[Saved entries]
* * * * * * *

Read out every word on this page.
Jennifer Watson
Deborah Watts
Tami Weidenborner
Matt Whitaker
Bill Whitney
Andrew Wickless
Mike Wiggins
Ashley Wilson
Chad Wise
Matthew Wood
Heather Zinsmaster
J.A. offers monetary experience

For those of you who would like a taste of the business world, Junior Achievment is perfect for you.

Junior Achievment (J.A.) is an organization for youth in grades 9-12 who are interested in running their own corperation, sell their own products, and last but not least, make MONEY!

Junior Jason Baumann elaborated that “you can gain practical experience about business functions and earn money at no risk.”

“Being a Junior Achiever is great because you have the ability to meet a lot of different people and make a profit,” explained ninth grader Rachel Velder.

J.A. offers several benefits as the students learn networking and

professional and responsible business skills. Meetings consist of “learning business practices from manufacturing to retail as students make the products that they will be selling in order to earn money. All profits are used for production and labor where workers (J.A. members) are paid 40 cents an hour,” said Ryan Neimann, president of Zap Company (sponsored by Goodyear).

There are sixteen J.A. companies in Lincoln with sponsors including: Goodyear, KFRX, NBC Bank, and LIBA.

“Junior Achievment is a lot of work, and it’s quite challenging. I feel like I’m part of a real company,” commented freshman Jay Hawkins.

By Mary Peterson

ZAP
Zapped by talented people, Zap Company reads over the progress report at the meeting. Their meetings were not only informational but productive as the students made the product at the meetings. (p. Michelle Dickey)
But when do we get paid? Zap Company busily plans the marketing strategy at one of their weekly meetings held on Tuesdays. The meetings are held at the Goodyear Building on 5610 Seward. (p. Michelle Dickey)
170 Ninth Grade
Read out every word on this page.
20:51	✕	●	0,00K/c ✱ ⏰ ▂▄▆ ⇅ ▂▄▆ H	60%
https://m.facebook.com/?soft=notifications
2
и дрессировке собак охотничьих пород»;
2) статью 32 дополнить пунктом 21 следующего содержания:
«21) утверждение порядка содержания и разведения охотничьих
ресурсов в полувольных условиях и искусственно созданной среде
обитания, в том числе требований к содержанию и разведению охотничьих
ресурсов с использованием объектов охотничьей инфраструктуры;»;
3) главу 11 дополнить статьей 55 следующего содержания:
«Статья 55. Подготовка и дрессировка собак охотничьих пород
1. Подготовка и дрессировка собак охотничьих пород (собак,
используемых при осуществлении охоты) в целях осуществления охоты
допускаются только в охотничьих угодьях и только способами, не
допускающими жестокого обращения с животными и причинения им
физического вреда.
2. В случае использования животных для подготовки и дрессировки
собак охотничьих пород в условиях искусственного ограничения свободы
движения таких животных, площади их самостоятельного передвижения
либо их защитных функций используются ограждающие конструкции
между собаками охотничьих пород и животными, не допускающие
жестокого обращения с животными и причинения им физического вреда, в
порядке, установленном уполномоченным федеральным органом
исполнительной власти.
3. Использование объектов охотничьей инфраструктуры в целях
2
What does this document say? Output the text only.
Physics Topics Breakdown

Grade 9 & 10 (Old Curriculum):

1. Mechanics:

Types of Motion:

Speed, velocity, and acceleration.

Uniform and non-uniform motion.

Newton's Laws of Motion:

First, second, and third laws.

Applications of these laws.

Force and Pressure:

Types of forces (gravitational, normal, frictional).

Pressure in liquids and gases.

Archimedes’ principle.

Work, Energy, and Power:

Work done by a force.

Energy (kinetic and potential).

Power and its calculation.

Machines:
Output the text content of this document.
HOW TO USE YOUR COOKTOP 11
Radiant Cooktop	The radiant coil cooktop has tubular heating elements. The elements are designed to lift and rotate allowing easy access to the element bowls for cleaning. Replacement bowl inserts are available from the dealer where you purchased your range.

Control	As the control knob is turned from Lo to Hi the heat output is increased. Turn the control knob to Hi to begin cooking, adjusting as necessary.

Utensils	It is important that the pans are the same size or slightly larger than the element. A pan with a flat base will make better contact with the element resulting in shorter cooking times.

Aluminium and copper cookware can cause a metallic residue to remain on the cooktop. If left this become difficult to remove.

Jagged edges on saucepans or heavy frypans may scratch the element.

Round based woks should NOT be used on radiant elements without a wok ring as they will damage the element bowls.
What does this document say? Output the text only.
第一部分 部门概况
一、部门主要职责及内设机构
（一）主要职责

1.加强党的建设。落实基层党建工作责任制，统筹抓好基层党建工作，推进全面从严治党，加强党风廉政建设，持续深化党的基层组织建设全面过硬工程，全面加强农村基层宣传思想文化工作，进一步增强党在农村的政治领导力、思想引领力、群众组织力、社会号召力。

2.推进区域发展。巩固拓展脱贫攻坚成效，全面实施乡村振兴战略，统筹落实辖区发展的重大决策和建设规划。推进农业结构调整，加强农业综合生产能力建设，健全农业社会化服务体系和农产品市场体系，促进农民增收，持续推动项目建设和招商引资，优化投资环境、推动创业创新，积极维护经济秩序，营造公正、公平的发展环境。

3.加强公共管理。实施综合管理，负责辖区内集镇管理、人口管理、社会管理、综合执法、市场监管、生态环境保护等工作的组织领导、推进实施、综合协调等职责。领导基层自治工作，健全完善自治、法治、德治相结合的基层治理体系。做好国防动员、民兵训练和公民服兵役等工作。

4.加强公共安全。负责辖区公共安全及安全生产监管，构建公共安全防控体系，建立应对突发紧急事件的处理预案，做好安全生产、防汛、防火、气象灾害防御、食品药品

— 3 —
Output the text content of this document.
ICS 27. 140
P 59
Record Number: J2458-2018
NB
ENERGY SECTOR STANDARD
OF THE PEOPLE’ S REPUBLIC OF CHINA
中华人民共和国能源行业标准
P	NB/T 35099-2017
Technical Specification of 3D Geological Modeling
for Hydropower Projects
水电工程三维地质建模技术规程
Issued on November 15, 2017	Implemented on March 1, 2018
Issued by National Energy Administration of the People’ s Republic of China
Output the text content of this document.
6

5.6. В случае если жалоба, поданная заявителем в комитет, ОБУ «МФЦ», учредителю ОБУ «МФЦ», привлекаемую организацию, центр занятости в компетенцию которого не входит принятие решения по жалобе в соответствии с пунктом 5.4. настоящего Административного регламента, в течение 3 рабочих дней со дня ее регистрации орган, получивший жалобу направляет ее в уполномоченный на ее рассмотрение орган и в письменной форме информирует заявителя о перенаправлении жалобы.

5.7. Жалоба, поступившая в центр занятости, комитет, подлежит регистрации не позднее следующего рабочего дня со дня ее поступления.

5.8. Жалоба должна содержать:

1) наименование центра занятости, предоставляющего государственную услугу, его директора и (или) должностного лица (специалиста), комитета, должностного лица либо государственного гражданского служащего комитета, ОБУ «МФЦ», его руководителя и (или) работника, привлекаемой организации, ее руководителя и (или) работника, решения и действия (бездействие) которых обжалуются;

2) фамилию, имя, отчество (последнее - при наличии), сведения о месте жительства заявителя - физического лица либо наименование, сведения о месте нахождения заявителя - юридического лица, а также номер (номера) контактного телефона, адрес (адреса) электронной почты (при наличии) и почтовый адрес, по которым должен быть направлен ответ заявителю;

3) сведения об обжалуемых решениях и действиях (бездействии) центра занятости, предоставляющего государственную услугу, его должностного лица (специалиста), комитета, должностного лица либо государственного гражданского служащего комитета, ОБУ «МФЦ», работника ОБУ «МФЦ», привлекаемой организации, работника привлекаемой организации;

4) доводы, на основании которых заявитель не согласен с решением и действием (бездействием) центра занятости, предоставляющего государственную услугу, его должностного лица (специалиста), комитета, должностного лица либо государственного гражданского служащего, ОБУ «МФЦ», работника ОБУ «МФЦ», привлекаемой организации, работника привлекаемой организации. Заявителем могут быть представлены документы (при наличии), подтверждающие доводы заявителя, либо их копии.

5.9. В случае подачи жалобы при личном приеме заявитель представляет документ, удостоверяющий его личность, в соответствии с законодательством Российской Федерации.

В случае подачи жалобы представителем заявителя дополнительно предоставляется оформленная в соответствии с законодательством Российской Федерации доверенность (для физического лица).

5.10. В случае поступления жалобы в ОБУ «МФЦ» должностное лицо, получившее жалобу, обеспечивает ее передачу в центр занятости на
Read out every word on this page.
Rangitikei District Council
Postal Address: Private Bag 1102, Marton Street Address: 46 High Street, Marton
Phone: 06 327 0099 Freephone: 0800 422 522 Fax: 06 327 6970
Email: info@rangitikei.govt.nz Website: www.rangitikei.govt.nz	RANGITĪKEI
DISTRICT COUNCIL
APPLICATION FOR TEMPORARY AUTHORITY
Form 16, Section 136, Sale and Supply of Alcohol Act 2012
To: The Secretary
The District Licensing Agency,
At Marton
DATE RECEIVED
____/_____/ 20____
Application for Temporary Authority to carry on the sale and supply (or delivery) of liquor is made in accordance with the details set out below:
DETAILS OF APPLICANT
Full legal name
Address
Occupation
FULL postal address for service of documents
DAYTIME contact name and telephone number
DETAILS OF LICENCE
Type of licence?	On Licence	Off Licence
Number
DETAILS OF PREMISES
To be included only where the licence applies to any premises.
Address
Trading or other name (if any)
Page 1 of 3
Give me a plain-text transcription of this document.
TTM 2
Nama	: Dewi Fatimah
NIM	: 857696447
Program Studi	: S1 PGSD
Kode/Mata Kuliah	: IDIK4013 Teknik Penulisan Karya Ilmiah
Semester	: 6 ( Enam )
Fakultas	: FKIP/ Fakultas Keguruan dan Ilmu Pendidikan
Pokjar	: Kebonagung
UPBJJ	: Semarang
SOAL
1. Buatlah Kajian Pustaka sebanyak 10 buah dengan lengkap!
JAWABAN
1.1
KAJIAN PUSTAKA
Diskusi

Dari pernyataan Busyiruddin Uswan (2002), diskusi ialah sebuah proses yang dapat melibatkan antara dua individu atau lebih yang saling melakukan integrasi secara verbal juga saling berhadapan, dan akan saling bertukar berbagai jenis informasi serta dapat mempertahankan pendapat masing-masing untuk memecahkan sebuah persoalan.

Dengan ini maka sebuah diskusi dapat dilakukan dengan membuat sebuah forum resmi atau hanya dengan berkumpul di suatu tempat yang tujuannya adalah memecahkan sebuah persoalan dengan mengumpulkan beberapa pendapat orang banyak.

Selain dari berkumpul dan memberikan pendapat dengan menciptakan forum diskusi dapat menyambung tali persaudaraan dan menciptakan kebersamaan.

* * * * * * *

• **TO DO**: For the entries above, count the lines that contain the string "only", and state that number without further comment.

• **FINAL RESULT**: 4